* Start RECORDS PROVIDED *

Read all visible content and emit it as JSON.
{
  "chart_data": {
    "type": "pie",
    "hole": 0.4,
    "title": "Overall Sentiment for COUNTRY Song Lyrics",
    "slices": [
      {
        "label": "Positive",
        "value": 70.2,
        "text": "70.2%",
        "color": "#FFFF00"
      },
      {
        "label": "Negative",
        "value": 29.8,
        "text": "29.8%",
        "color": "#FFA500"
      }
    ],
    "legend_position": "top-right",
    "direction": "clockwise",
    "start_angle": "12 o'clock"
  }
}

* End RECORDS PROVIDED *

EXERCISE DETAILS: Copy the data above in full, character for character.

TASK OUTPUT:
Read all visible content and emit it as JSON.
{
  "chart_data": {
    "type": "pie",
    "hole": 0.4,
    "title": "Overall Sentiment for COUNTRY Song Lyrics",
    "slices": [
      {
        "label": "Positive",
        "value": 70.2,
        "text": "70.2%",
        "color": "#FFFF00"
      },
      {
        "label": "Negative",
        "value": 29.8,
        "text": "29.8%",
        "color": "#FFA500"
      }
    ],
    "legend_position": "top-right",
    "direction": "clockwise",
    "start_angle": "12 o'clock"
  }
}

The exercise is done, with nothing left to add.